## EXERCISE INSTRUCTIONS
1. Please reproduce the stretch of the 335d availability thread from "## blue dragon" through "down from 31.", word for word.
2. Carry on the 335d availability thread from its last line, not the items.

## SOURCE
# Official 335d availability thread: where have you seen them?



## taibanl (Oct 3, 2010)

Check out BMWSA.com BMW of San Antonio; i dropped by there while traveling for work and was shocked how many they have in stock. SA's say they can't sell them, though seems like San Antonio would be a perfect market.


----------



## docpowell (Feb 28, 2009)

I didn't see any on their website.


----------



## docpowell (Feb 28, 2009)

ok, I found em. 7.


----------



## blue dragon (Aug 10, 2011)

Jeez, can't keep them in stock here in Toronto. My wife is looking for one to test drive and not one dealership has one.


----------



## JustinTJ (Jun 1, 2011)

Braman in West Palm/Jupiter have 29, down from 31.


----------



## floydarogers (Oct 11, 2010)

According to cars.com (and you have to fiddle around a bit), there are 1076 new 335d - not sure if that's US only.

http://www.cars.com/for-sale/search...yrId-bsId-fuelTypeId-mlgId&pgId=2102&stkTyp=N


----------



## Alpine300ZHP (Jan 31, 2007)

Guys...fest sponsor Adrian Avila recently advertised 200 over invoice on any in stock 335d for festers (around 10 left). If you are looking for one I suggest you contact him. Even if you do not live in Atlanta he will ship. Mine came from him and was perfect.


----------



## Mrcarcrazy (Nov 2, 2011)

Alpine300ZHP said:


> Guys...fest sponsor Adrian Avila recently advertised 200 over invoice on any in stock 335d for festers (around 10 left). If you are looking for one I suggest you contact him. Even if you do not live in Atlanta he will ship. Mine came from him and was perfect.


Heck of a deal, out of curiosity, what's the typical difference between invoice and MSRP on a bimmer?

and pardon my newbness...but I don't see a list of sponsors...so do you have a screen name I can contact?


----------



## Alpine300ZHP (Jan 31, 2007)

Mrcarcrazy said:


> Heck of a deal, out of curiosity, what's the typical difference between invoice and MSRP on a bimmer?
> 
> and pardon my newbness...but I don't see a list of sponsors...so do you have a screen name I can contact?


The spread between MSRP and invoice is approximately 7%. A math conversion to figure out invoice is MSRP x .931 will get you within 100 bucks of invoice. Keep in mind dealers pay MACO and training on every car that comes out to an average of 300 bucks per unit. So 200 over invoice is really below invoice. Contact Adrian at [email protected] (mention you are a 'fester) or look for his info in the site sponsor's link on the right side of the Bimmerfest header.


----------



## Mrcarcrazy (Nov 2, 2011)

Alpine300ZHP said:


> The spread between MSRP and invoice is approximately 7%. A math conversion to figure out invoice is MSRP x .931 will get you within 100 bucks of invoice. Keep in mind dealers pay MACO and training on every car that comes out to an average of 300 bucks per unit. So 200 over invoice is really below invoice. Contact Adrian at [email protected] (mention you are a 'fester) or look for his info in the site sponsor's link on the right side of the Bimmerfest header.


Awesome, thank you for the info.

I'm still battling myself back and forth whether I want a D, or another completely different vehicle. sadly neither are available nearby...so I can't drive one w/o a roadtrip to go do so.


----------



## Alpine300ZHP (Jan 31, 2007)

Mrcarcrazy said:


> Awesome, thank you for the info.

## GIVEN RECORDS
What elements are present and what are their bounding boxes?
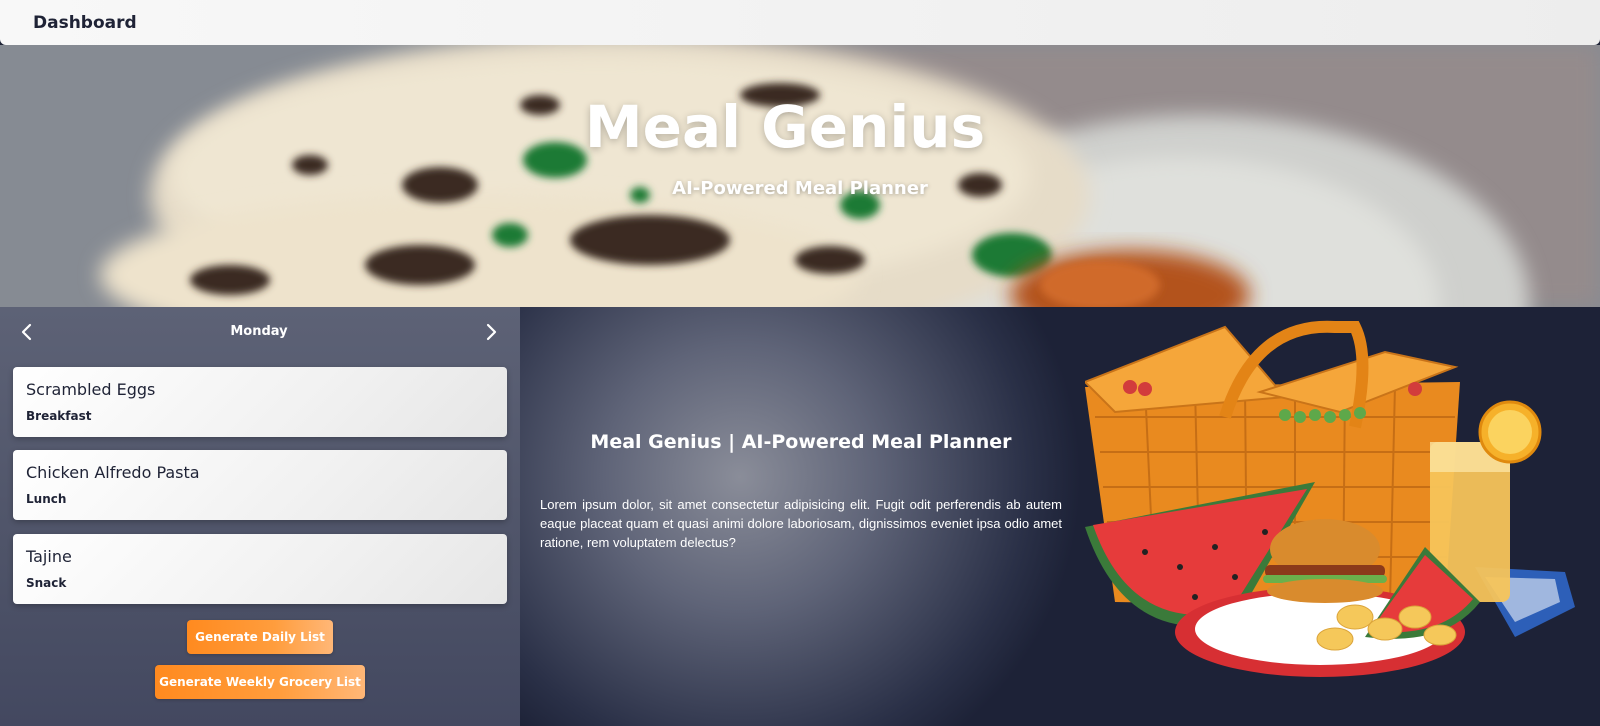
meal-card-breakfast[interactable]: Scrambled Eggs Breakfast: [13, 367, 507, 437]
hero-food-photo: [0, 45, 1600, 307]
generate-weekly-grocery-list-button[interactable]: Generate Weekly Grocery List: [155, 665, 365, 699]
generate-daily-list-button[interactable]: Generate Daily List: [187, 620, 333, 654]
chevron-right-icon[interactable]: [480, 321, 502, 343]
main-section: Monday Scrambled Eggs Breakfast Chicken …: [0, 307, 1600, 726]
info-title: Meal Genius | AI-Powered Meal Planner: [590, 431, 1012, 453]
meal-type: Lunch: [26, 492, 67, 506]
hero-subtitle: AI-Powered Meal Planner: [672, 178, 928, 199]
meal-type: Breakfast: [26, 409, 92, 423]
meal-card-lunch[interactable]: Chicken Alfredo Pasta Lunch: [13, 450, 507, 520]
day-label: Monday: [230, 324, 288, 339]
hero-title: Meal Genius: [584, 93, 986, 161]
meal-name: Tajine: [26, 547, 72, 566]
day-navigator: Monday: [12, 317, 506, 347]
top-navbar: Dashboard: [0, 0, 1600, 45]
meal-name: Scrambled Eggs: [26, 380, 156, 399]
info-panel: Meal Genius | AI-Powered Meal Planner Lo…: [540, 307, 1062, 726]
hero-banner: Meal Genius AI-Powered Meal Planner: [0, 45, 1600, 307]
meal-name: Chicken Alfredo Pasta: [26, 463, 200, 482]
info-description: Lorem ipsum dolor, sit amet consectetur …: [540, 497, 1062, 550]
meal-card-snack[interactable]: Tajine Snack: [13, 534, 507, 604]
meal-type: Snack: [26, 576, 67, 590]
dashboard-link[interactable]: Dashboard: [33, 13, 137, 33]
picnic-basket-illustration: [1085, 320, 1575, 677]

## RESULTS FOR EACH TASK
1.
## blue dragon (Aug 10, 2011)

Jeez, can't keep them in stock here in Toronto. My wife is looking for one to test drive and not one dealership has one.


----------



## JustinTJ (Jun 1, 2011)

Braman in West Palm/Jupiter have 29, down from 31.

2.
> 
> I'm still battling myself back and forth whether I want a D, or another completely different vehicle. sadly neither are available nearby...so I can't drive one w/o a roadtrip to go do so.


While I love mine, I would suggest you test drive it before you make a decision. It is very probable that the 335d will not return under the new bodystyle and what is on the ground is all that is left. Deals are good right now because supply is significant....deals will dry up, I suspect, once supply dries up. I think the 335d will hold its value better than a 335i sedan because of its fuel economy and limited numbers. Adrian also has two dealer cars with about 5k miles on them that he was recently offering 7k off. That makes a compelling purchase IMHO. I saw both of them and would have picked one of those had the color combo been what I wanted (Black over oyster and White over tan)...they are both pristine and I rode in the black one when Adrian picked me up from the airport. Just some info for you....


----------



## Mrcarcrazy (Nov 2, 2011)

Alpine300ZHP said:


> While I love mine, I would suggest you test drive it before you make a decision. It is very probable that the 335d will not return under the new bodystyle and what is on the ground is all that is left. Deals are good right now because supply is significant....deals will dry up, I suspect, once supply dries up. I think the 335d will hold its value better than a 335i sedan because of its fuel economy and limited numbers. Adrian also has two dealer cars with about 5k miles on them that he was recently offering 7k off. That makes a compelling purchase IMHO. I saw both of them and would have brought one had the color combo been what I wanted (Black over oyster and White over tan)...they are both pristine and I rode in the black one when Adrian picked me up from the airport. Just some info for you....


My wife has placed rather tough restrictions on the color choices if we go for the 335D....so time is of the essence in that matter, however work constraints will likely put off the purchase into the new year....so I may just have my local DLR pick up one CPO for me if that turns out to be the best option. I've got to get a cpl days away so we can drive both vehicles we are considering, then we will move on from there (hopefully at a significantly increased pace)

I greatly appreciate your help!


----------



## Alpine300ZHP (Jan 31, 2007)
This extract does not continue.